What is the number of lines in these entries that include "Epling"? Write that number and no other text.
********************
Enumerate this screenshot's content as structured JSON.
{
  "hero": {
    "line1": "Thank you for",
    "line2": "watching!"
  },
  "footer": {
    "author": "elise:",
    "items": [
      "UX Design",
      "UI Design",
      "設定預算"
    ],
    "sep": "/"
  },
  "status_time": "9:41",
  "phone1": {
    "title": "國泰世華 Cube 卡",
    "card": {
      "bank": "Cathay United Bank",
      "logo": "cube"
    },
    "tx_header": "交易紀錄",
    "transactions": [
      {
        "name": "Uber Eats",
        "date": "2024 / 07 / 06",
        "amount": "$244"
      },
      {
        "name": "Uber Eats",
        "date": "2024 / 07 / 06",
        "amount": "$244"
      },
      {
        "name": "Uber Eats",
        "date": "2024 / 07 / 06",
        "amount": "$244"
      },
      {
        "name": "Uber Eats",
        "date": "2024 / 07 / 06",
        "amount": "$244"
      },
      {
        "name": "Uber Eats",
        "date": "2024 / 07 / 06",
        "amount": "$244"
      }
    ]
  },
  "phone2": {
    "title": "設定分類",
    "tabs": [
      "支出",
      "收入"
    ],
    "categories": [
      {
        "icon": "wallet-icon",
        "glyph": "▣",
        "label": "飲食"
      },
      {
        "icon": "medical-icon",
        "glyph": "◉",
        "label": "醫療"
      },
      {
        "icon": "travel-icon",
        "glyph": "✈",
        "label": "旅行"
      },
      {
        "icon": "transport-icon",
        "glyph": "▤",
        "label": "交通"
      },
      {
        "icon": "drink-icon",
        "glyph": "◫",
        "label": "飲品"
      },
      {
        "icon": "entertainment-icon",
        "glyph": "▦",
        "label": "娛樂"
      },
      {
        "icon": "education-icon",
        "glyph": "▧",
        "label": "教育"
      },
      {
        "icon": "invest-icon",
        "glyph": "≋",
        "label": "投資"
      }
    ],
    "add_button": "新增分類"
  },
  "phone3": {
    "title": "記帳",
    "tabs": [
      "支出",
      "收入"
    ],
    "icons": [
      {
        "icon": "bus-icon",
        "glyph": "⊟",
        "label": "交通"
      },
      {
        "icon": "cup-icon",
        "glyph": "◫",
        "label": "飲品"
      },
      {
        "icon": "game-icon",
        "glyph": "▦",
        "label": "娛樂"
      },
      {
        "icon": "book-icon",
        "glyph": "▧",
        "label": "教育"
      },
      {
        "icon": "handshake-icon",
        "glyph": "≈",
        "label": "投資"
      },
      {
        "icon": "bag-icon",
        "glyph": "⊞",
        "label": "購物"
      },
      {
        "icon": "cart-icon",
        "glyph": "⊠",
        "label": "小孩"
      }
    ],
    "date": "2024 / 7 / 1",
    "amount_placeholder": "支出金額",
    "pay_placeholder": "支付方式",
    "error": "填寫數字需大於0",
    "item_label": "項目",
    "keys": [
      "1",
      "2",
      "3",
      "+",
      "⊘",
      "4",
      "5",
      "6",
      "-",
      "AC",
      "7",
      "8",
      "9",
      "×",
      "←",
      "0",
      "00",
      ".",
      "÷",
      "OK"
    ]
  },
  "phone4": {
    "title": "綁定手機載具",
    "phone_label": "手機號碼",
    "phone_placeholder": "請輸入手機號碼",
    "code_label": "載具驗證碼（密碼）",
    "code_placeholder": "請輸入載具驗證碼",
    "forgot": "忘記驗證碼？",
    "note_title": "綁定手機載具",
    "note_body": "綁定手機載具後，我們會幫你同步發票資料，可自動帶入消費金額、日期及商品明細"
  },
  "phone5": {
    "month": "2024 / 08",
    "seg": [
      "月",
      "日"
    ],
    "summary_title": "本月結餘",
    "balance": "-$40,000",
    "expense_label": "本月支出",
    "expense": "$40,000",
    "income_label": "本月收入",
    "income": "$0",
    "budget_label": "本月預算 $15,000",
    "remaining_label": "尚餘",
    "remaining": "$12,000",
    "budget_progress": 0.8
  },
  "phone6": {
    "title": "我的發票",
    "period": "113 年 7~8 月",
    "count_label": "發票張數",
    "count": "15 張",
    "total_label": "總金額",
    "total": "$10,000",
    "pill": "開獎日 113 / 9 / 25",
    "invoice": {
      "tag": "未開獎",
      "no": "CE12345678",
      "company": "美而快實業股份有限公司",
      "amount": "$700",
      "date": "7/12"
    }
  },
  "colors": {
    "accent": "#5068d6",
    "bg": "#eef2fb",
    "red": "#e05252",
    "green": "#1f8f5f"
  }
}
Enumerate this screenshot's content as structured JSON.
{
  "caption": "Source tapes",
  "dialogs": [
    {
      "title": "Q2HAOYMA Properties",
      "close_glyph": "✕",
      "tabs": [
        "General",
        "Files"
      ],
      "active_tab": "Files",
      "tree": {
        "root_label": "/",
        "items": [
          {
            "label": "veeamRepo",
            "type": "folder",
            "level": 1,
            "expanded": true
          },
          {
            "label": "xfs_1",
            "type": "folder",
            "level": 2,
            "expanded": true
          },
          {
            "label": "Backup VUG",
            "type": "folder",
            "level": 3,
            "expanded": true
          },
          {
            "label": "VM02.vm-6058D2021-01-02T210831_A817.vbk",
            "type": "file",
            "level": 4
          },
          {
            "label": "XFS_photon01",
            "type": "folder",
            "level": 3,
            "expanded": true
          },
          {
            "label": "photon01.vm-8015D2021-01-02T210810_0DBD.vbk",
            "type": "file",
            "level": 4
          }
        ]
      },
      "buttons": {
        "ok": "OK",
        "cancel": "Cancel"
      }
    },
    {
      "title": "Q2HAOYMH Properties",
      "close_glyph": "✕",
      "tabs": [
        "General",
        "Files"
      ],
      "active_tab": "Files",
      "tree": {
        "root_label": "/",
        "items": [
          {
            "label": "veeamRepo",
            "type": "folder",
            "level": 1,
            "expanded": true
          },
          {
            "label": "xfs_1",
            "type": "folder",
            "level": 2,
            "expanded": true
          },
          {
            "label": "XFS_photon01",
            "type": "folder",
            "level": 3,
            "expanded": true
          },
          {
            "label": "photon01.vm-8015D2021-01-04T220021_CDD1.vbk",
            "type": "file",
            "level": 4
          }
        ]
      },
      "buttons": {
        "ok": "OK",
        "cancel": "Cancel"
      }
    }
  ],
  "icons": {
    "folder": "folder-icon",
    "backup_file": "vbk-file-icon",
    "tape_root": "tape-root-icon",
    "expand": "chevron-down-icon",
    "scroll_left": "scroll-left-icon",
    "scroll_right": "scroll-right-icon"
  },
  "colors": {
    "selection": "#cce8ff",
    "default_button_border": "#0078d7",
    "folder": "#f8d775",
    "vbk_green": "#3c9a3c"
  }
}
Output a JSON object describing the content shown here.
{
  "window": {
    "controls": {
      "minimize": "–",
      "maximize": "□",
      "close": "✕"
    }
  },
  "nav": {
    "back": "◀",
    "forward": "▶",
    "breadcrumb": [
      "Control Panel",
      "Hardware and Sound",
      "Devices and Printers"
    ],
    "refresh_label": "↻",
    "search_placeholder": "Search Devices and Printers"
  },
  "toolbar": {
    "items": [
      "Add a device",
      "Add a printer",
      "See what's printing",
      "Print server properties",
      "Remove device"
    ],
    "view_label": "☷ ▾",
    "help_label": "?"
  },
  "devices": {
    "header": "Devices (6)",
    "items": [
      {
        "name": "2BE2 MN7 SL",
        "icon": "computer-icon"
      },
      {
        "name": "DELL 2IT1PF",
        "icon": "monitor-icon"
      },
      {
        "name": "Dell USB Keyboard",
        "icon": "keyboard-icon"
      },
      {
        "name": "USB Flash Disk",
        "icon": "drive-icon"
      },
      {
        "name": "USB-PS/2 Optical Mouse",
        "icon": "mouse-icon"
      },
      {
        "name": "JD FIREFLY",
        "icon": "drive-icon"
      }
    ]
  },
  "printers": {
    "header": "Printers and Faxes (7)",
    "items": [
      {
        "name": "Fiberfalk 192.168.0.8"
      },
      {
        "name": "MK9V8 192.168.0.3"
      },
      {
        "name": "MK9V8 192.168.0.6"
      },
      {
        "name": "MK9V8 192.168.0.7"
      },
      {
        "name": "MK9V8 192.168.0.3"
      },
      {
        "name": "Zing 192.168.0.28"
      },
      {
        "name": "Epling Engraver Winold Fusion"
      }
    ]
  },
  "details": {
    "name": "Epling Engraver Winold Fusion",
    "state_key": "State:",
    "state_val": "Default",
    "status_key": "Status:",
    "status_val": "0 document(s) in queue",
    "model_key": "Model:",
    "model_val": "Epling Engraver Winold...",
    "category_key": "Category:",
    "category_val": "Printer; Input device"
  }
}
********************
- Correct response: 3